◆ SOURCE PASSAGE
== == ==

# Night time protection



## goatshows (Oct 5, 2007)

Hi all, 
I want to make sure my goats are safe at night when I move them home. I don't have an Livestock gardian dog and I want to protect my goats from dogs and other predators at night. I want to lock the up in the barn so I know that they are safe but I am also terrified of a barn fire. What are your night time pens? I live next to conservation land and people walk there dogs there at all times of the night. What are your thoughts and Ideas??


----------



## toth boer goats (Jul 20, 2008)

I'd try to find the electrical source of the barn and turn the power off...then ...put them in there..... if you have nothing else.....to protect them....

If you feel you cannot trust the wiring... and if you aren't sure how to do that...get a electrician...to cut it off for you....


----------



## goatshows (Oct 5, 2007)

My barn dosent have power at the moment we are just building it and haven't but power down there. But it is in the middle of a field so I am worried about a lightning strike.


----------



## HoosierShadow (Apr 20, 2010)

I seem to remember my dad installing some kind of metal post or something around his barn at a farm he once owned, and asked him why and he said it would help deter lightning strikes....I bet some info could be dug up on google...

We don't have power in our barn either, as it's small, we have one of the big lights the power company installed next to our house that shines the front of the barn area at night. I am comfortable not having power there, but if your barn is in the middle of a field, it's not like you can just run an extension chord.... so IMO once power is installed, just keep it off unless you really need to have it on. 

Good Luck!


----------



## kikocross (Apr 3, 2011)

Is there a reason u dont or cant have a LGD?.I have a solar fence charger around my pasture but theres no way i would own goats with out a dog.I have a male and female and seperate them at will as i wean or seperate goat and there only six months old,guy behind me sees coyotes all the time behind my house but no problems with them.My dogs sit out in the middle of pasture around dark and bark for about 30 min every night.look into a solar charger if u go with the fence idea.good luck.


----------



## freedomstarfarm (Mar 25, 2011)

When you do instal power to the barn have a shut off switch installed so you can just flip it all off at the source when not in use. 

My house has those lightning rods on it. Maybe look into getting those for it. 

I agree that you need to do something for their safety at night especially if you live by conservation land.


----------



## goatshows (Oct 5, 2007)

I would like a dog but I think they would bark constantly because of people next door playing soccer and walking dogs. I live close to neighbors and one dosent seam to like goats. Dose anyone else lock there goats up at night????


----------



## Burns Branch Boers (Apr 11, 2011)

We have a paddock (a fenced enclosure) that encircles one side of our barn. I leave 2 of the stall doors open so the goats can go in the stalls if they choose, but they always sleep in the paddocks.

== == ==

◆ DATASET CONTENT
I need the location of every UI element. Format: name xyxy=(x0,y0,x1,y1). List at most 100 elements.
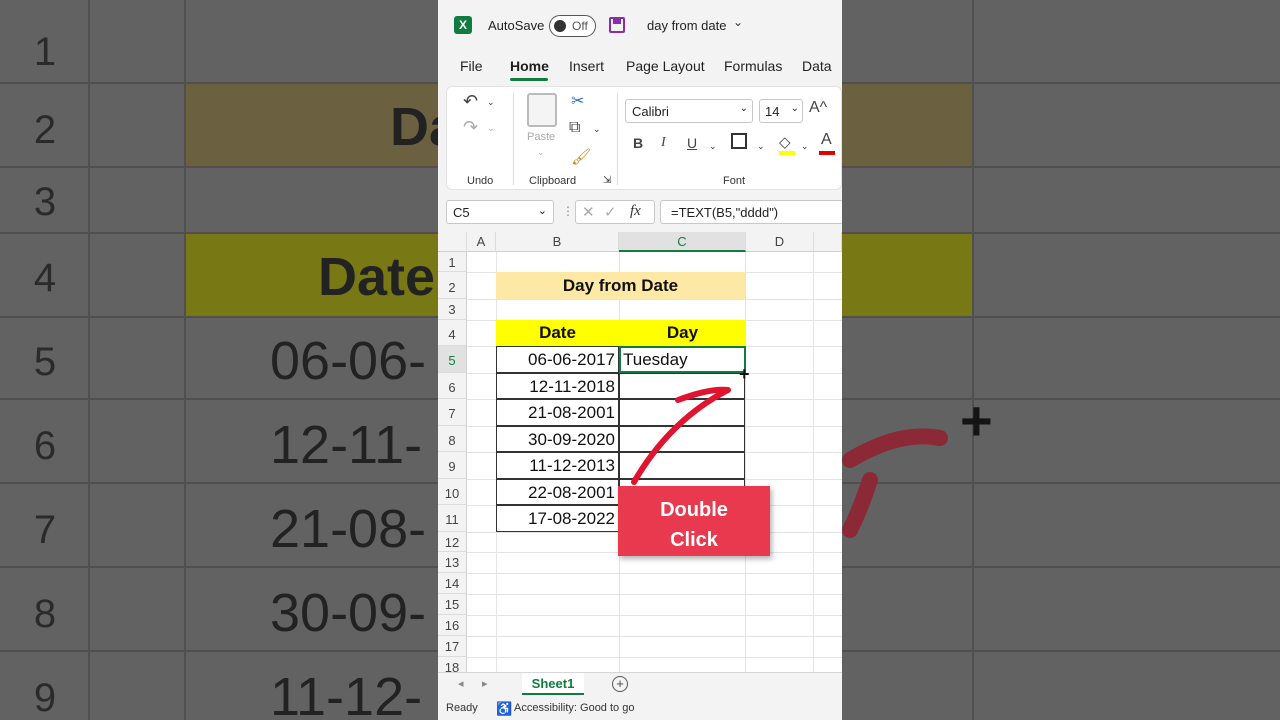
confirm-icon[interactable]: ✓ xyxy=(604,203,617,221)
callout-line-2: Click xyxy=(670,529,718,551)
format-painter-icon[interactable]: 🖌 xyxy=(571,147,591,167)
sheet-tab[interactable]: Sheet1 xyxy=(522,673,584,695)
prev-sheet-icon[interactable]: ◂ xyxy=(458,677,464,690)
ribbon: ↶ ⌄ ↷ ⌄ Undo Paste ⌄ ✂ ⧉ ⌄ 🖌 Clipboard ⇲… xyxy=(446,86,842,190)
tab-file[interactable]: File xyxy=(460,58,483,74)
chevron-down-icon[interactable]: ⌄ xyxy=(487,123,495,134)
tab-page-layout[interactable]: Page Layout xyxy=(626,58,705,74)
select-all-corner[interactable] xyxy=(438,232,467,252)
dialog-launcher-icon[interactable]: ⇲ xyxy=(603,175,611,186)
row-header[interactable]: 12 xyxy=(438,532,467,552)
header-day-cell[interactable]: Day xyxy=(619,320,746,346)
toggle-knob xyxy=(554,20,566,32)
screen: 1 2 3 4 5 6 7 8 9 Da Date 06-06- 12-11- … xyxy=(0,0,1280,720)
italic-button[interactable]: I xyxy=(661,135,666,151)
more-icon[interactable]: ⋮ xyxy=(562,204,574,218)
fill-color-swatch xyxy=(779,151,795,155)
status-bar: Ready ♿ Accessibility: Good to go xyxy=(438,697,842,720)
row-header[interactable]: 7 xyxy=(438,399,467,426)
row-header[interactable]: 8 xyxy=(438,426,467,452)
active-tab-indicator xyxy=(510,78,548,81)
col-header-e[interactable] xyxy=(814,232,842,252)
chevron-down-icon: ⌄ xyxy=(739,103,748,114)
undo-icon[interactable]: ↶ xyxy=(463,91,478,112)
cut-icon[interactable]: ✂ xyxy=(571,91,584,111)
status-ready: Ready xyxy=(446,702,478,714)
chevron-down-icon: ⌄ xyxy=(537,205,547,217)
add-sheet-icon[interactable]: + xyxy=(612,676,628,692)
chevron-down-icon[interactable]: ⌄ xyxy=(757,141,765,152)
row-header[interactable]: 15 xyxy=(438,594,467,615)
excel-logo-icon: X xyxy=(454,16,472,34)
row-header[interactable]: 16 xyxy=(438,615,467,636)
title-cell[interactable]: Day from Date xyxy=(496,272,745,299)
chevron-down-icon[interactable]: ⌄ xyxy=(733,15,743,29)
font-size-value: 14 xyxy=(765,104,780,119)
paste-label[interactable]: Paste xyxy=(527,131,555,143)
accessibility-status[interactable]: Accessibility: Good to go xyxy=(514,702,634,714)
font-name-select[interactable]: Calibri ⌄ xyxy=(625,99,753,123)
font-group-label: Font xyxy=(723,175,746,187)
increase-font-icon[interactable]: A^ xyxy=(809,99,827,117)
row-header[interactable]: 2 xyxy=(438,272,467,299)
cancel-icon[interactable]: ✕ xyxy=(582,203,595,221)
tab-data[interactable]: Data xyxy=(802,58,832,74)
redo-icon[interactable]: ↷ xyxy=(463,117,478,138)
annotation-arrow xyxy=(631,386,731,485)
formula-input[interactable]: =TEXT(B5,"dddd") xyxy=(660,200,842,224)
copy-icon[interactable]: ⧉ xyxy=(569,119,580,137)
row-header[interactable]: 5 xyxy=(438,346,467,373)
row-header[interactable]: 13 xyxy=(438,552,467,573)
row-header[interactable]: 11 xyxy=(438,505,467,532)
save-icon[interactable] xyxy=(609,17,625,33)
paste-icon[interactable] xyxy=(527,93,557,127)
date-cell[interactable]: 17-08-2022 xyxy=(496,505,619,532)
document-title[interactable]: day from date xyxy=(647,18,727,33)
fill-color-icon[interactable]: ◇ xyxy=(779,133,791,151)
row-header[interactable]: 1 xyxy=(438,252,467,272)
callout-line-1: Double xyxy=(660,499,728,521)
formula-controls: ✕ ✓ fx xyxy=(575,200,655,224)
autosave-state: Off xyxy=(572,19,588,33)
undo-group-label: Undo xyxy=(467,175,494,187)
autosave-label: AutoSave xyxy=(488,18,545,33)
row-header[interactable]: 17 xyxy=(438,636,467,657)
sheet-tab-bar: ◂ ▸ Sheet1 + xyxy=(438,672,842,696)
row-header[interactable]: 9 xyxy=(438,452,467,479)
autosave-toggle[interactable]: Off xyxy=(549,15,596,37)
col-header-d[interactable]: D xyxy=(746,232,814,252)
row-header[interactable]: 14 xyxy=(438,573,467,594)
tab-home[interactable]: Home xyxy=(510,58,549,74)
col-header-c[interactable]: C xyxy=(619,232,746,252)
row-header[interactable]: 18 xyxy=(438,657,467,672)
row-header[interactable]: 3 xyxy=(438,299,467,320)
header-date-cell[interactable]: Date xyxy=(496,320,619,346)
row-header[interactable]: 4 xyxy=(438,320,467,346)
next-sheet-icon[interactable]: ▸ xyxy=(482,677,488,690)
chevron-down-icon: ⌄ xyxy=(790,103,799,114)
col-header-a[interactable]: A xyxy=(467,232,496,252)
name-box-value: C5 xyxy=(453,205,470,220)
underline-button[interactable]: U xyxy=(687,135,697,151)
tab-insert[interactable]: Insert xyxy=(569,58,604,74)
chevron-down-icon[interactable]: ⌄ xyxy=(537,147,545,158)
insert-function-icon[interactable]: fx xyxy=(630,203,641,220)
chevron-down-icon[interactable]: ⌄ xyxy=(709,141,717,152)
ribbon-tabs: File Home Insert Page Layout Formulas Da… xyxy=(438,58,842,82)
row-header[interactable]: 6 xyxy=(438,373,467,399)
accessibility-icon[interactable]: ♿ xyxy=(496,701,512,717)
tab-formulas[interactable]: Formulas xyxy=(724,58,782,74)
font-color-swatch xyxy=(819,151,835,155)
font-size-select[interactable]: 14 ⌄ xyxy=(759,99,803,123)
font-color-icon[interactable]: A xyxy=(821,131,832,149)
chevron-down-icon[interactable]: ⌄ xyxy=(801,141,809,152)
chevron-down-icon[interactable]: ⌄ xyxy=(593,124,601,135)
name-box[interactable]: C5 ⌄ xyxy=(446,200,554,224)
bold-button[interactable]: B xyxy=(633,135,643,151)
col-header-b[interactable]: B xyxy=(496,232,619,252)
row-header[interactable]: 10 xyxy=(438,479,467,505)
font-name-value: Calibri xyxy=(632,104,669,119)
borders-icon[interactable] xyxy=(731,133,747,149)
chevron-down-icon[interactable]: ⌄ xyxy=(487,97,495,108)
double-click-callout: Double Click xyxy=(618,486,770,556)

== == ==

◆ YOUR GOAL
Copy the part of the goat night-protection thread starting with "When you do" and going on through "those for it.", replacing "shut off switch" with "cutoff switch".

◆ REPLY TO THE EXERCISE
When you do instal power to the barn have a cutoff switch installed so you can just flip it all off at the source when not in use. 

My house has those lightning rods on it. Maybe look into getting those for it.